# DATA SUPPLIED
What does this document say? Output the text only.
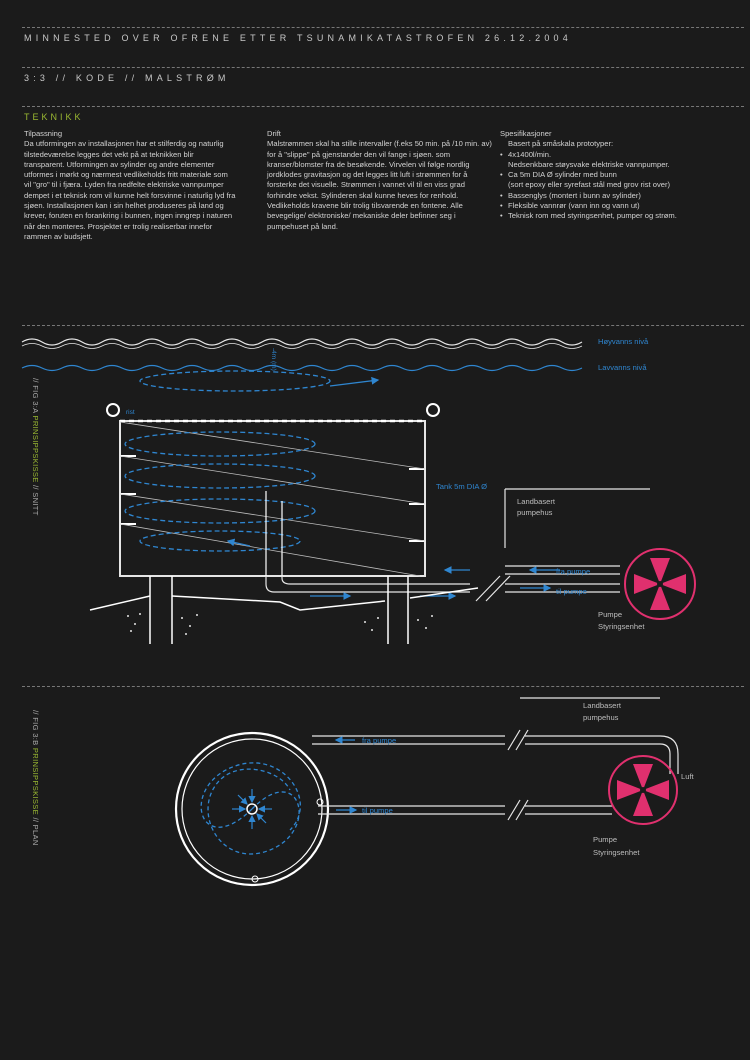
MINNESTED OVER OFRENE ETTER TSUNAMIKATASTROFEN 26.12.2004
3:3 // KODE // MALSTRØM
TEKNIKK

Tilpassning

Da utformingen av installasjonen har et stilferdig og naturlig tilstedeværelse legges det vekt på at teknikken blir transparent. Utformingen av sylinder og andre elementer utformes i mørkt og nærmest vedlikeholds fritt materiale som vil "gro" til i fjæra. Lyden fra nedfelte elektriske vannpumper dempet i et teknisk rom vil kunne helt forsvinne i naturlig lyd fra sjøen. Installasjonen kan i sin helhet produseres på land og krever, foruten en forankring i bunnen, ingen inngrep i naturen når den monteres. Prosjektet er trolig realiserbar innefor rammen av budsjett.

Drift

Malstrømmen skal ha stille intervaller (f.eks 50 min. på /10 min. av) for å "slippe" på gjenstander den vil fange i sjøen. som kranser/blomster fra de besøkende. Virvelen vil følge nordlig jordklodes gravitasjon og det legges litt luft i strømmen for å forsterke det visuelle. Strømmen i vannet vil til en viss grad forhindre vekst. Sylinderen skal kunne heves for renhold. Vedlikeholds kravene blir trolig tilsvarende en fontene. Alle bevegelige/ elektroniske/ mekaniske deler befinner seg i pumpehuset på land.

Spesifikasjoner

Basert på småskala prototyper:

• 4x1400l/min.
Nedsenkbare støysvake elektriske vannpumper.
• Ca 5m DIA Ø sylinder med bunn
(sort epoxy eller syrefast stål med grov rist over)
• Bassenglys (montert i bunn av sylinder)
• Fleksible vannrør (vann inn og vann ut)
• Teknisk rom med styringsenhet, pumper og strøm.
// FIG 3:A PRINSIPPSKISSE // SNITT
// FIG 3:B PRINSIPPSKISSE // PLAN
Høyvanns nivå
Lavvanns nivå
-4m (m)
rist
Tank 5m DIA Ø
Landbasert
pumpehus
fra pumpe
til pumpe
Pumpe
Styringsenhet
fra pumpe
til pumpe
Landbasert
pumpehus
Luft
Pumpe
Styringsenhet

# THE EXERCISE
Copy each line above where the string "rist" occurs.

# CORRECT ANSWER
(sort epoxy eller syrefast stål med grov rist over)
rist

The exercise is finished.